Problem details ▸
Each entry below must be repeated exactly, with pictures left out.

-- START Material for this exercise --

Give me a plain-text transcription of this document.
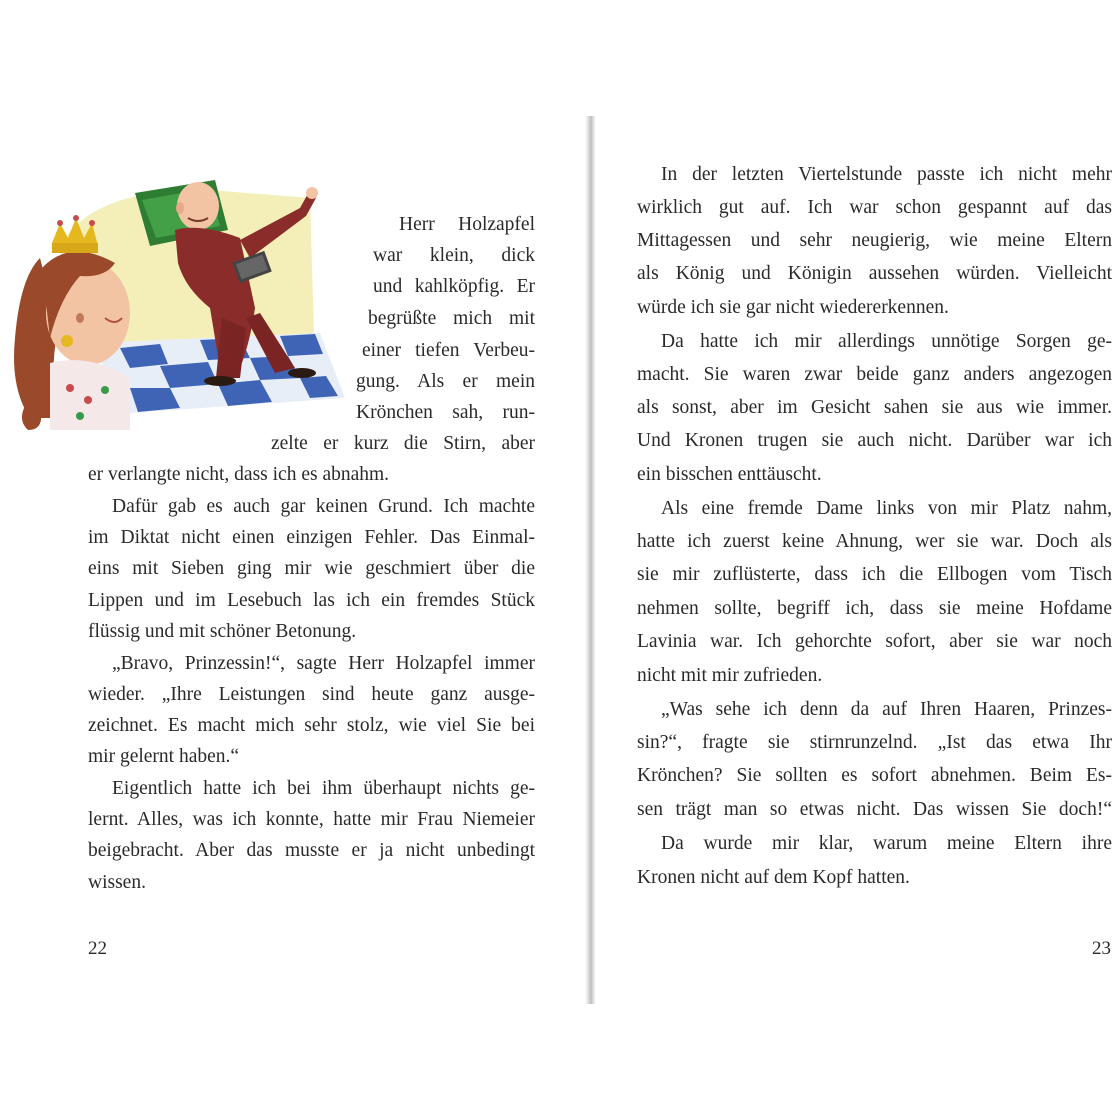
Herr Holzapfel
war klein, dick
und kahlköpfig. Er
begrüßte mich mit
einer tiefen Verbeu-
gung. Als er mein
Krönchen sah, run-
zelte er kurz die Stirn, aber
er verlangte nicht, dass ich es abnahm.
Dafür gab es auch gar keinen Grund. Ich machte
im Diktat nicht einen einzigen Fehler. Das Einmal-
eins mit Sieben ging mir wie geschmiert über die
Lippen und im Lesebuch las ich ein fremdes Stück
flüssig und mit schöner Betonung.
„Bravo, Prinzessin!“, sagte Herr Holzapfel immer
wieder. „Ihre Leistungen sind heute ganz ausge-
zeichnet. Es macht mich sehr stolz, wie viel Sie bei
mir gelernt haben.“
Eigentlich hatte ich bei ihm überhaupt nichts ge-
lernt. Alles, was ich konnte, hatte mir Frau Niemeier
beigebracht. Aber das musste er ja nicht unbedingt
wissen.
22
In der letzten Viertelstunde passte ich nicht mehr
wirklich gut auf. Ich war schon gespannt auf das
Mittagessen und sehr neugierig, wie meine Eltern
als König und Königin aussehen würden. Vielleicht
würde ich sie gar nicht wiedererkennen.
Da hatte ich mir allerdings unnötige Sorgen ge-
macht. Sie waren zwar beide ganz anders angezogen
als sonst, aber im Gesicht sahen sie aus wie immer.
Und Kronen trugen sie auch nicht. Darüber war ich
ein bisschen enttäuscht.
Als eine fremde Dame links von mir Platz nahm,
hatte ich zuerst keine Ahnung, wer sie war. Doch als
sie mir zuflüsterte, dass ich die Ellbogen vom Tisch
nehmen sollte, begriff ich, dass sie meine Hofdame
Lavinia war. Ich gehorchte sofort, aber sie war noch
nicht mit mir zufrieden.
„Was sehe ich denn da auf Ihren Haaren, Prinzes-
sin?“, fragte sie stirnrunzelnd. „Ist das etwa Ihr
Krönchen? Sie sollten es sofort abnehmen. Beim Es-
sen trägt man so etwas nicht. Das wissen Sie doch!“
Da wurde mir klar, warum meine Eltern ihre
Kronen nicht auf dem Kopf hatten.
23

-- END Material for this exercise --

Result of the task ▸
Give me a plain-text transcription of this document.
Herr Holzapfel
war klein, dick
und kahlköpfig. Er
begrüßte mich mit
einer tiefen Verbeu-
gung. Als er mein
Krönchen sah, run-
zelte er kurz die Stirn, aber
er verlangte nicht, dass ich es abnahm.
Dafür gab es auch gar keinen Grund. Ich machte
im Diktat nicht einen einzigen Fehler. Das Einmal-
eins mit Sieben ging mir wie geschmiert über die
Lippen und im Lesebuch las ich ein fremdes Stück
flüssig und mit schöner Betonung.
„Bravo, Prinzessin!“, sagte Herr Holzapfel immer
wieder. „Ihre Leistungen sind heute ganz ausge-
zeichnet. Es macht mich sehr stolz, wie viel Sie bei
mir gelernt haben.“
Eigentlich hatte ich bei ihm überhaupt nichts ge-
lernt. Alles, was ich konnte, hatte mir Frau Niemeier
beigebracht. Aber das musste er ja nicht unbedingt
wissen.
22
In der letzten Viertelstunde passte ich nicht mehr
wirklich gut auf. Ich war schon gespannt auf das
Mittagessen und sehr neugierig, wie meine Eltern
als König und Königin aussehen würden. Vielleicht
würde ich sie gar nicht wiedererkennen.
Da hatte ich mir allerdings unnötige Sorgen ge-
macht. Sie waren zwar beide ganz anders angezogen
als sonst, aber im Gesicht sahen sie aus wie immer.
Und Kronen trugen sie auch nicht. Darüber war ich
ein bisschen enttäuscht.
Als eine fremde Dame links von mir Platz nahm,
hatte ich zuerst keine Ahnung, wer sie war. Doch als
sie mir zuflüsterte, dass ich die Ellbogen vom Tisch
nehmen sollte, begriff ich, dass sie meine Hofdame
Lavinia war. Ich gehorchte sofort, aber sie war noch
nicht mit mir zufrieden.
„Was sehe ich denn da auf Ihren Haaren, Prinzes-
sin?“, fragte sie stirnrunzelnd. „Ist das etwa Ihr
Krönchen? Sie sollten es sofort abnehmen. Beim Es-
sen trägt man so etwas nicht. Das wissen Sie doch!“
Da wurde mir klar, warum meine Eltern ihre
Kronen nicht auf dem Kopf hatten.
23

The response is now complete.